> **Your goal**: Scan the entries below and extract each line with the word "беременности" in it.

> **Input data**:
++++++++
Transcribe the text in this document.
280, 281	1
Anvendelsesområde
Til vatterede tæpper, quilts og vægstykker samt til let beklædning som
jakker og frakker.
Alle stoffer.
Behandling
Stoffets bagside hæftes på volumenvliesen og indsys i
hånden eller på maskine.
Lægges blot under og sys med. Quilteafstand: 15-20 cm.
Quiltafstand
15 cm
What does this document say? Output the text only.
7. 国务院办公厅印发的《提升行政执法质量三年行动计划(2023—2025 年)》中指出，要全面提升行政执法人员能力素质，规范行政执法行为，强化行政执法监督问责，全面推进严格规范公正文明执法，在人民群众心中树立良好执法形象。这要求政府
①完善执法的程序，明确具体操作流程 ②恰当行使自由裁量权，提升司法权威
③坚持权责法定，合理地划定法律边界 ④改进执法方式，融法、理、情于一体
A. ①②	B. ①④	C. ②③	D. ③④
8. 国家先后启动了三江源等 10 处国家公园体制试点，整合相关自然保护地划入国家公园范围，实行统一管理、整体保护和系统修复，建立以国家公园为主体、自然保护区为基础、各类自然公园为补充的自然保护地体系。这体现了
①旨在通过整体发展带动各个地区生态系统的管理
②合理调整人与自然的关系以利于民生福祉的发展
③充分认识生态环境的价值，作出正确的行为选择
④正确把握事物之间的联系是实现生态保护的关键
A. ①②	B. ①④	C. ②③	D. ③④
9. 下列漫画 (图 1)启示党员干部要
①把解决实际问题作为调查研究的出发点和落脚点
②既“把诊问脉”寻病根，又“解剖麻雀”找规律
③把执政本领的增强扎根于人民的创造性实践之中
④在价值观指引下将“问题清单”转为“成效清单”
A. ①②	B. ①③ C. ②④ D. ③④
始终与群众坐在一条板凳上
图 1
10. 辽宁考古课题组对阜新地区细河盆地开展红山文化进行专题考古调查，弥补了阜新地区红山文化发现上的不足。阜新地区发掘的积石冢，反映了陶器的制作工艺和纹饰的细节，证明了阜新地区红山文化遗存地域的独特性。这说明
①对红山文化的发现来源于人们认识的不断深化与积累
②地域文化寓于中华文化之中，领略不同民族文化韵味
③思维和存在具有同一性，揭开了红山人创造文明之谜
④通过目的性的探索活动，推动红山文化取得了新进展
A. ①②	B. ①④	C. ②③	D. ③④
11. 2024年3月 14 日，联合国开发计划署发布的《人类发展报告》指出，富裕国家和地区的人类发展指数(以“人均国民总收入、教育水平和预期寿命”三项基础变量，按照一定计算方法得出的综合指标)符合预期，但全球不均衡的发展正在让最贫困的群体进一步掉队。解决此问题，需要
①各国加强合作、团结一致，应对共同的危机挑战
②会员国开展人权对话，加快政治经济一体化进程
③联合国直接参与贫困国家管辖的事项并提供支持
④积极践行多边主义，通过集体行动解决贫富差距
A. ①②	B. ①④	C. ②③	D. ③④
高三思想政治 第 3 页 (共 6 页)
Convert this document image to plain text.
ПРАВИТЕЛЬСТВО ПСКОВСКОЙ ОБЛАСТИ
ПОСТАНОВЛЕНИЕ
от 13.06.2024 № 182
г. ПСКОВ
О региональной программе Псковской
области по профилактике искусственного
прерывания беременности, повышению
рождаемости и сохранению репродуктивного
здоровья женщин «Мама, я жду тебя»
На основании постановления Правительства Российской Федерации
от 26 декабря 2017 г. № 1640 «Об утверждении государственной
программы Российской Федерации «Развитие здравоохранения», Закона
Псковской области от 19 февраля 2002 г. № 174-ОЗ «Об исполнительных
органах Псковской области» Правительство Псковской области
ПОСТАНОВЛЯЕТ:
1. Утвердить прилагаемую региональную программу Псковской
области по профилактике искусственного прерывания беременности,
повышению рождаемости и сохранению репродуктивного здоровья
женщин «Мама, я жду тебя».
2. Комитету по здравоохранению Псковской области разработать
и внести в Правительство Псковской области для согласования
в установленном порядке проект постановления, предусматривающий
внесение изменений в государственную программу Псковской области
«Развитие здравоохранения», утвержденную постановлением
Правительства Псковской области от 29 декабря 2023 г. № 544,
++++++++
> **The answer**:
прерывания беременности, повышению
области по профилактике искусственного прерывания беременности,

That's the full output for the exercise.